(Structured figure records)
▼

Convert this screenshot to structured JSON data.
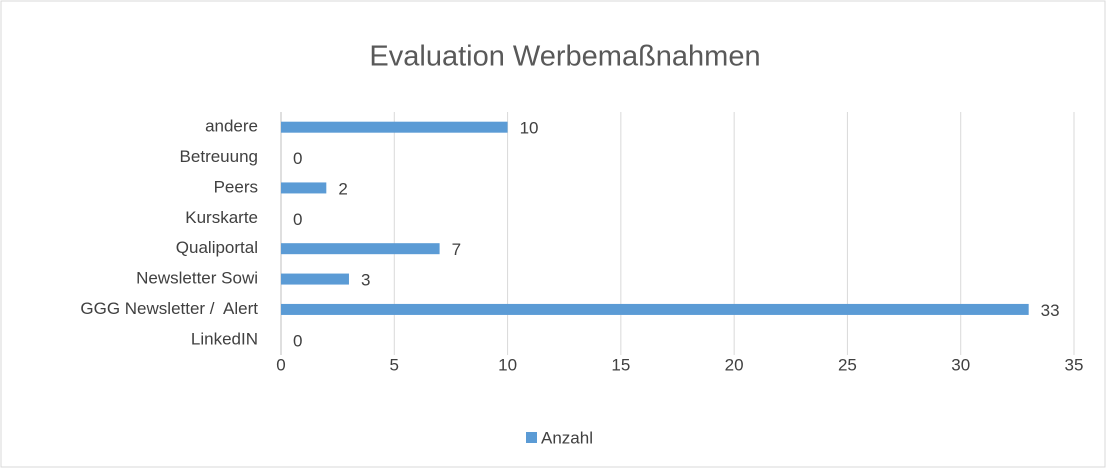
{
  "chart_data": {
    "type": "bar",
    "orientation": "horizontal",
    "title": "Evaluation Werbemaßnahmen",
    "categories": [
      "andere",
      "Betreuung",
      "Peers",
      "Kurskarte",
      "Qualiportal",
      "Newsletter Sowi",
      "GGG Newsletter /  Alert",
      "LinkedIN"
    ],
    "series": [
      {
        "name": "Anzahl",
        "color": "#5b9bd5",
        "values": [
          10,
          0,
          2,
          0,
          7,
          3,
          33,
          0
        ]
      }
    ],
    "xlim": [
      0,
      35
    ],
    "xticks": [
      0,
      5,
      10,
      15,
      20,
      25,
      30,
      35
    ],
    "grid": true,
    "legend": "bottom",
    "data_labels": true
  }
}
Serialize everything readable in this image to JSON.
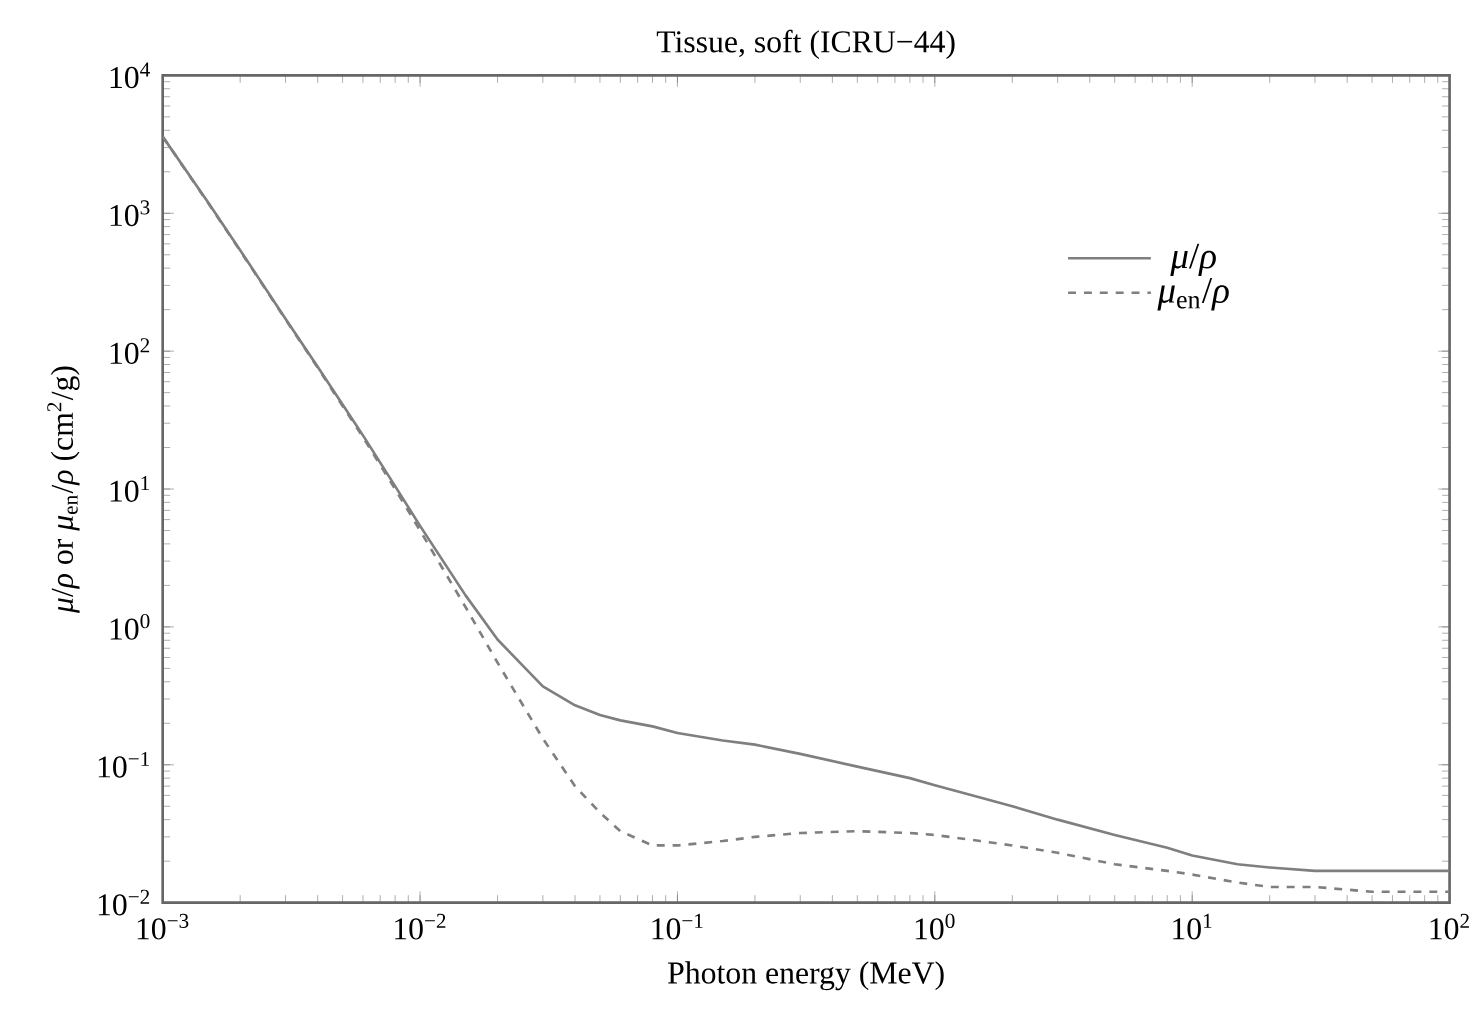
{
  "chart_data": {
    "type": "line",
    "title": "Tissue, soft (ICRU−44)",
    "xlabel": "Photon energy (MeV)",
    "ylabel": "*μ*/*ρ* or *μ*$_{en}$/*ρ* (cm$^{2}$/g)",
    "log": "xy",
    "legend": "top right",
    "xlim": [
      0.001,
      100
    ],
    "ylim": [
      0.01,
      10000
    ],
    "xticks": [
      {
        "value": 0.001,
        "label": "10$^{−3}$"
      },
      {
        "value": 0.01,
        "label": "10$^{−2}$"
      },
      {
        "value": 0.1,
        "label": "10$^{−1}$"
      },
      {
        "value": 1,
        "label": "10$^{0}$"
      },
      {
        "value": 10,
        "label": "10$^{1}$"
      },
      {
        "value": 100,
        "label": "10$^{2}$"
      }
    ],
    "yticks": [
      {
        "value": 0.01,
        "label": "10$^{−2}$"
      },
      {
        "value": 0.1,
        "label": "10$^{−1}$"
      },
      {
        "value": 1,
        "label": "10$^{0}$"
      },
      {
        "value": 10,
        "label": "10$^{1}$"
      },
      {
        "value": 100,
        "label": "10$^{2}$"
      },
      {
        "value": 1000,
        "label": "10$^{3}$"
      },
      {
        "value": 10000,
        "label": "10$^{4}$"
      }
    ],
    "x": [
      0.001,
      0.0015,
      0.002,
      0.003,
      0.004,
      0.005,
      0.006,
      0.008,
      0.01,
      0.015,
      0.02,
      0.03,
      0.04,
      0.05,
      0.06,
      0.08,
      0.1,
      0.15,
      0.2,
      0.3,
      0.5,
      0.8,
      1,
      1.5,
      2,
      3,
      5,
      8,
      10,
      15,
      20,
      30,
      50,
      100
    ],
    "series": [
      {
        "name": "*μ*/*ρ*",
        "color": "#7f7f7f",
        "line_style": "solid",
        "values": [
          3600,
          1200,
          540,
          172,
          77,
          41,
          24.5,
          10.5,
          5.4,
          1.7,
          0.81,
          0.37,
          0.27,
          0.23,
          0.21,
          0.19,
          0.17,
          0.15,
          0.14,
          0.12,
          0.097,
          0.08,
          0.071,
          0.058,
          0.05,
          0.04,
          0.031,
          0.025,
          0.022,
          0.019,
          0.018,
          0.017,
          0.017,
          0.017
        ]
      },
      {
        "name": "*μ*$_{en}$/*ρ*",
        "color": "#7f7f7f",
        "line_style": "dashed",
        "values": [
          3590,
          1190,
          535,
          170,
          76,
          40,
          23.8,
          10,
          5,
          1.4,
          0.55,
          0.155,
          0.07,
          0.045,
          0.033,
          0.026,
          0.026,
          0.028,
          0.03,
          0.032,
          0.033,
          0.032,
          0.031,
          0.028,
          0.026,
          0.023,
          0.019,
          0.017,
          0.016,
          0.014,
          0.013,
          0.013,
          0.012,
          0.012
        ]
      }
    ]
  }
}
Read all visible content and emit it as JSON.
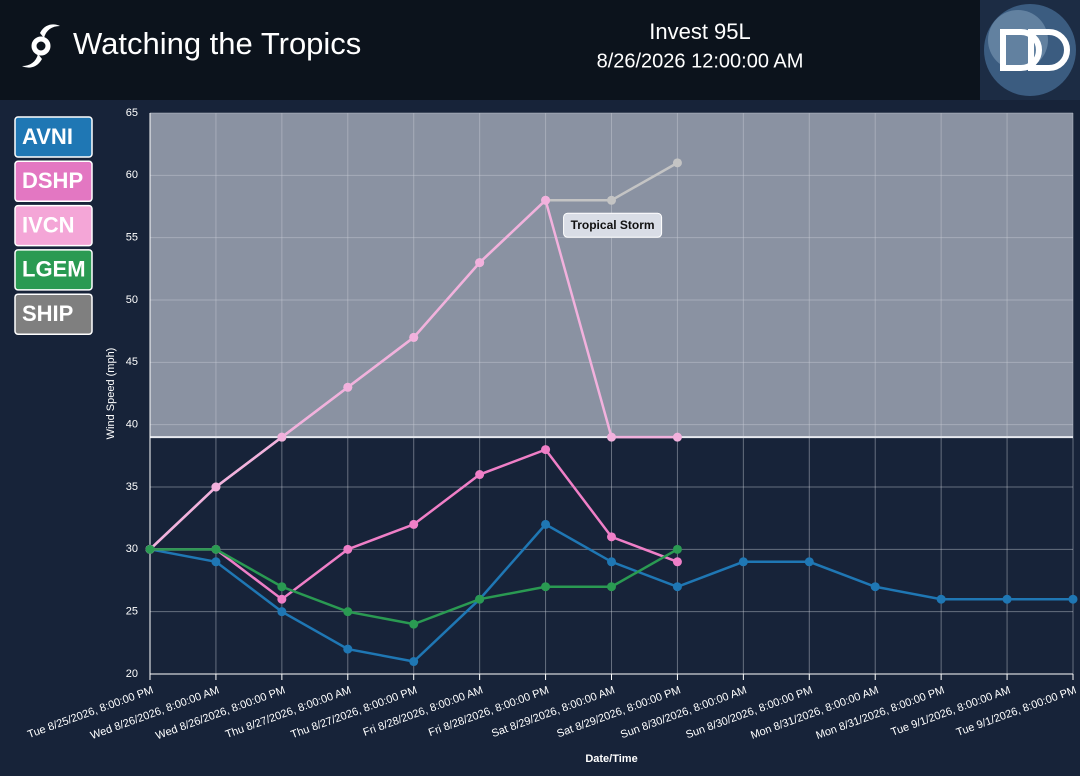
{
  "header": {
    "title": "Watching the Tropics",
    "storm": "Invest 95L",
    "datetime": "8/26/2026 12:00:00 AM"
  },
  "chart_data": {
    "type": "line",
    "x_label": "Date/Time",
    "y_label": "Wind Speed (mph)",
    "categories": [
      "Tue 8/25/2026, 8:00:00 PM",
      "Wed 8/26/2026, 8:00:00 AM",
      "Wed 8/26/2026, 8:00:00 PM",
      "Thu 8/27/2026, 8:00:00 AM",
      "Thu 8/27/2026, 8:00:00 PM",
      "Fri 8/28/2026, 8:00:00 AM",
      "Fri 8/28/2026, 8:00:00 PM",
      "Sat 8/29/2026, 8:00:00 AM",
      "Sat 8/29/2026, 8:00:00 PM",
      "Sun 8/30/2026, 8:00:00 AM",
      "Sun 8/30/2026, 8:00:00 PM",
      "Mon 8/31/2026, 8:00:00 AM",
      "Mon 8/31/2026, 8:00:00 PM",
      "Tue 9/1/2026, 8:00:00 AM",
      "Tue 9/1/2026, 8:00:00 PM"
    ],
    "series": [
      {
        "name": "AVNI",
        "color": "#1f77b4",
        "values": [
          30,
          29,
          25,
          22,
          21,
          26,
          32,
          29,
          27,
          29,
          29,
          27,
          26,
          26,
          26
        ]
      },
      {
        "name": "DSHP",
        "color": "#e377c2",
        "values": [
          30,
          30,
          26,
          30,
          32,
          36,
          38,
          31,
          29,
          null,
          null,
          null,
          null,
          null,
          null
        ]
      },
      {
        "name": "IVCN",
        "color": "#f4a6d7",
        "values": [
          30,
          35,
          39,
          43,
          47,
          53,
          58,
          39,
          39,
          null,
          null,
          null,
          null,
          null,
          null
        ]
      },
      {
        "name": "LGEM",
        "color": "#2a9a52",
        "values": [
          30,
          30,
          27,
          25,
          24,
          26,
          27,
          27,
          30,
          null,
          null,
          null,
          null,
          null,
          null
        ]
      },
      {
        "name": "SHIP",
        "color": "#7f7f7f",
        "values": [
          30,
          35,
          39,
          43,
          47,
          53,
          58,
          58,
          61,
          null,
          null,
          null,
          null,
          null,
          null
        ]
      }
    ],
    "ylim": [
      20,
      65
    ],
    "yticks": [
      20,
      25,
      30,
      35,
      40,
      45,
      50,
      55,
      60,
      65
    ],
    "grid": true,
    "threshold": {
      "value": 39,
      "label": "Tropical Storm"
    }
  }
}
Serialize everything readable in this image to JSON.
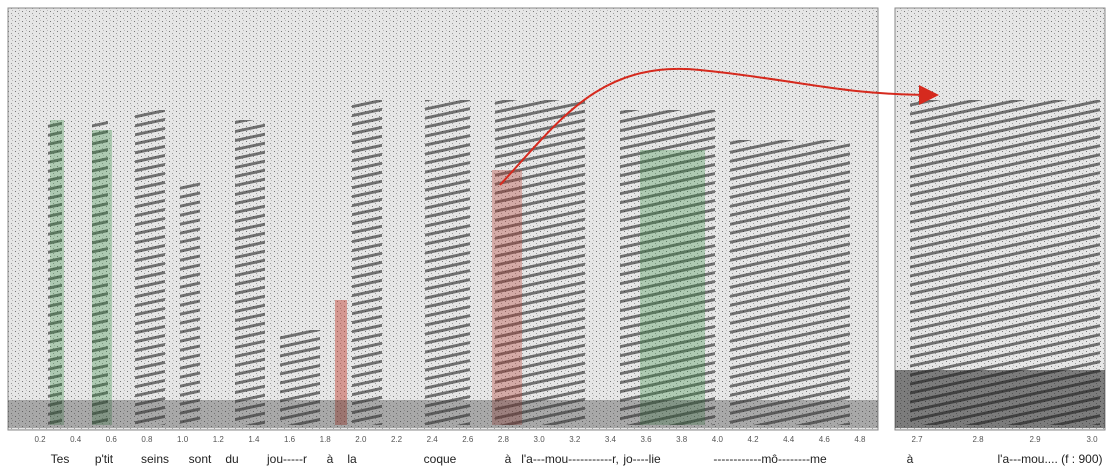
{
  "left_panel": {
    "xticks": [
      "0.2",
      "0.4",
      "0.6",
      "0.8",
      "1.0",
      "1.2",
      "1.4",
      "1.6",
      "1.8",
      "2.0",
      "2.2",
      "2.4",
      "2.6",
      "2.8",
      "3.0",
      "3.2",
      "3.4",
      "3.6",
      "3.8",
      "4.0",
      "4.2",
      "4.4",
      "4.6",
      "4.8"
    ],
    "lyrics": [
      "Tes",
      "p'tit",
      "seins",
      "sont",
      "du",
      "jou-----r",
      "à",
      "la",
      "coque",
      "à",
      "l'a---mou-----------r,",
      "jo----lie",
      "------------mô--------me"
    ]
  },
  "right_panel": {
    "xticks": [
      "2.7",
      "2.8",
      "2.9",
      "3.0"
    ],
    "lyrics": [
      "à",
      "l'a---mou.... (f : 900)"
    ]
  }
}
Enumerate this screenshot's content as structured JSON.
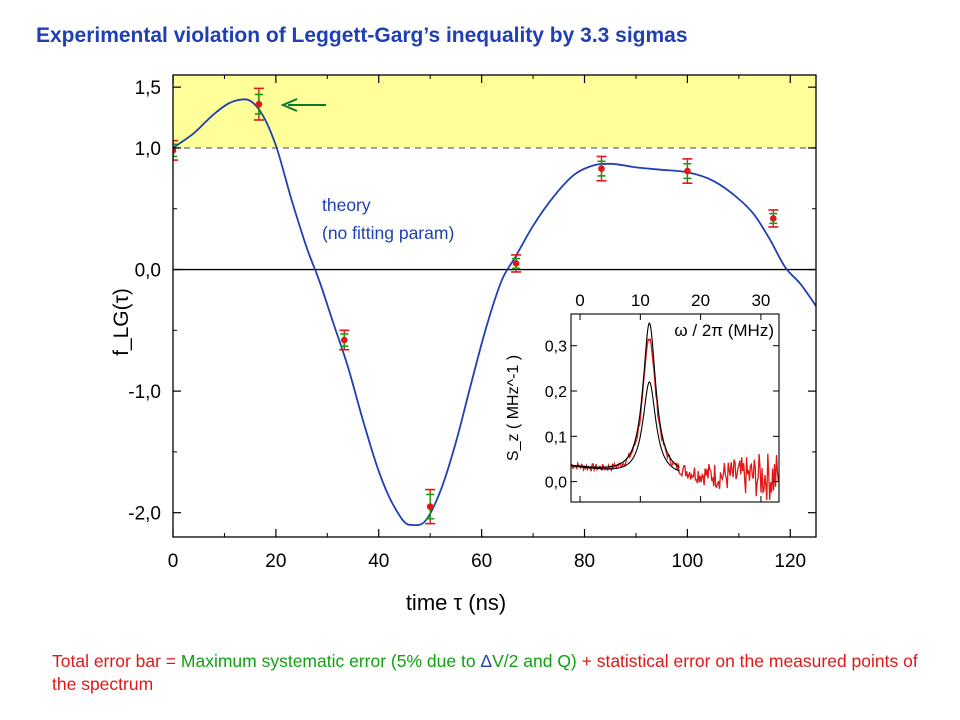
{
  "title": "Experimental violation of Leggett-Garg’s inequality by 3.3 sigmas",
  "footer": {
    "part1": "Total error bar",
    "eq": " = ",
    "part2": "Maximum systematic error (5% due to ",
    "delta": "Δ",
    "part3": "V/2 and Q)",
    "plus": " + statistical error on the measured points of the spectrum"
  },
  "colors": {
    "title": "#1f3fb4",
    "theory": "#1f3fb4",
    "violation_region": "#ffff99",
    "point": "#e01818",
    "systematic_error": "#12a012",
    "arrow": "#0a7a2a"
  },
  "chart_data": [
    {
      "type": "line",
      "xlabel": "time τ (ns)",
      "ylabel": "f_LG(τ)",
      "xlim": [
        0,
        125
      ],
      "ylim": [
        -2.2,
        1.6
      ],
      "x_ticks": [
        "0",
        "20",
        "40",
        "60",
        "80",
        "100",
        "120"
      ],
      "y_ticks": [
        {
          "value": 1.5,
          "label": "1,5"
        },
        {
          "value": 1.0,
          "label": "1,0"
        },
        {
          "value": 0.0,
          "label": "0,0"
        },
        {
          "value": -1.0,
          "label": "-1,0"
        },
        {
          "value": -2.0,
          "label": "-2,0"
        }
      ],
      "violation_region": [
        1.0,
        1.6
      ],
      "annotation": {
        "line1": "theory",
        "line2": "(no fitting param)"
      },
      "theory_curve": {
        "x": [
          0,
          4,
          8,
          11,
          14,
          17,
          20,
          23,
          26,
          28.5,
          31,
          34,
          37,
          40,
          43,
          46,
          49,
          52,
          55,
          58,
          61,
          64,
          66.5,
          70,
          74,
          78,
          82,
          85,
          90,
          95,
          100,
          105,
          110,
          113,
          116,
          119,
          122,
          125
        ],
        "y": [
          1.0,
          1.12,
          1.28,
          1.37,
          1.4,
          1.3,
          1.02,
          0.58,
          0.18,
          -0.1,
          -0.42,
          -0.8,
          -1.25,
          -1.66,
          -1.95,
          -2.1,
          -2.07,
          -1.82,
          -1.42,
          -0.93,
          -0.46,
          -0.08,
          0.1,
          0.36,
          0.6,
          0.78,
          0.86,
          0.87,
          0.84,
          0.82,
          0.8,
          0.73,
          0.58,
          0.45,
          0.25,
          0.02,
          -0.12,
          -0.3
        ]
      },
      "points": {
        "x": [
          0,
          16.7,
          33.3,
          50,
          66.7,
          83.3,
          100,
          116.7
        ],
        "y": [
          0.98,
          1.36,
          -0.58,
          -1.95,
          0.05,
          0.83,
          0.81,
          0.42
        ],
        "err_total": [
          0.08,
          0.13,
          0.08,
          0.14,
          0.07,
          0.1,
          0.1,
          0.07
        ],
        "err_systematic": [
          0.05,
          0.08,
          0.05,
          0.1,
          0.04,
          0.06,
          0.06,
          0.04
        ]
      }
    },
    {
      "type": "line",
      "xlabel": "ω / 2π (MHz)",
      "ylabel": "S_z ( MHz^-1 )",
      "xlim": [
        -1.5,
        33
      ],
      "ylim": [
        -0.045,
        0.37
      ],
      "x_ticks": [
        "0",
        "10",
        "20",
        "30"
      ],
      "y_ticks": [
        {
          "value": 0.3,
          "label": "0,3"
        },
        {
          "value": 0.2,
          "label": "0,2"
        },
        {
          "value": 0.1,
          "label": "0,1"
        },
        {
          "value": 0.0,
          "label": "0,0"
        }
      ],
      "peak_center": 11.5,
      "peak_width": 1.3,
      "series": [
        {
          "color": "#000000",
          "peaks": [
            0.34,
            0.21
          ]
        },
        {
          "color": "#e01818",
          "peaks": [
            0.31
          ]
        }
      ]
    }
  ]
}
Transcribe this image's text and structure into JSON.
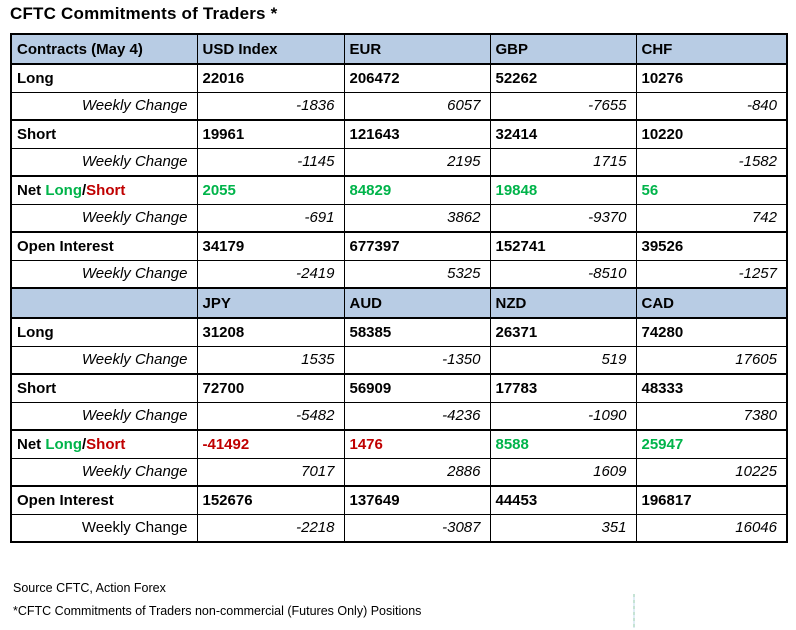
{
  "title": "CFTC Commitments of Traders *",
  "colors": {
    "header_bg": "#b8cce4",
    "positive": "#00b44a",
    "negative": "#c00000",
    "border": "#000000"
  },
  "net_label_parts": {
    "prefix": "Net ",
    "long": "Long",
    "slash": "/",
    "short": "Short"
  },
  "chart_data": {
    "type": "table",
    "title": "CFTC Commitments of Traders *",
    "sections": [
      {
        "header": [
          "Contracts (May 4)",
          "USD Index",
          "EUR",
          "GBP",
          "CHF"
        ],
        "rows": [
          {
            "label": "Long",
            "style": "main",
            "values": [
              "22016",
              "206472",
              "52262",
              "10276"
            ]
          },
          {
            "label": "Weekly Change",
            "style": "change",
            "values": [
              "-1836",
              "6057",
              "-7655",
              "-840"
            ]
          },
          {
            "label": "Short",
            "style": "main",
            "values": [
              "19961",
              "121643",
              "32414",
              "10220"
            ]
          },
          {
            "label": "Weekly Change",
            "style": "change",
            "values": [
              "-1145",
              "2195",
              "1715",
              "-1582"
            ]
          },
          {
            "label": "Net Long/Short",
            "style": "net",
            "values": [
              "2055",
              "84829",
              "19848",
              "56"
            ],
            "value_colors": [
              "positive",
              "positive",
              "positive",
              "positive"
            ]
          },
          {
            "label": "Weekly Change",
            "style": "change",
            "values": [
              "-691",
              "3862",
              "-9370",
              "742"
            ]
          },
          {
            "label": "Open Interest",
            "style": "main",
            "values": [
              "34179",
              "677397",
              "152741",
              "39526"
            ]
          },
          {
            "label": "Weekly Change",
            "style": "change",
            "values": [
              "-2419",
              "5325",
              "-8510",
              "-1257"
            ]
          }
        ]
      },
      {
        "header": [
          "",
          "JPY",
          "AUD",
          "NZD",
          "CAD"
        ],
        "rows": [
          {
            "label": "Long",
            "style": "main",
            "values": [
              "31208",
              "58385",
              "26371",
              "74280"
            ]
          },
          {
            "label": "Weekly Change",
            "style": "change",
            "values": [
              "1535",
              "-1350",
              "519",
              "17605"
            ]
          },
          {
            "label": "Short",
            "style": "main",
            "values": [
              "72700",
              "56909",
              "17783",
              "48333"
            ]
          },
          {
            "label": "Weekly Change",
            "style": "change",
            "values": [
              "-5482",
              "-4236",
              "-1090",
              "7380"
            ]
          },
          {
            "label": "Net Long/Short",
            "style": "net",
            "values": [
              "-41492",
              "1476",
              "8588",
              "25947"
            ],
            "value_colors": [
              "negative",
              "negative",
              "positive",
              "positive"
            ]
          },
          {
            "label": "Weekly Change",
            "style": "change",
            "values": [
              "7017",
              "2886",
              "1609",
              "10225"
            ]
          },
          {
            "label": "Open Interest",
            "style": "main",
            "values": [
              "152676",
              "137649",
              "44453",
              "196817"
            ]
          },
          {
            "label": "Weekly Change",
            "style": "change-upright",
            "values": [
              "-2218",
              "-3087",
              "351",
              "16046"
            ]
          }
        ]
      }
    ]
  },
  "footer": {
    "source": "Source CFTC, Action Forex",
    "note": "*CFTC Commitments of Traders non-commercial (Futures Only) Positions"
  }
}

▲

REQUIRED WORK
Pull every line containing the word "CFTC" out of the material and copy it.

RESPONSE BELOW
  "title": "CFTC Commitments of Traders *",
    "title": "CFTC Commitments of Traders *",
    "source": "Source CFTC, Action Forex",
    "note": "*CFTC Commitments of Traders non-commercial (Futures Only) Positions"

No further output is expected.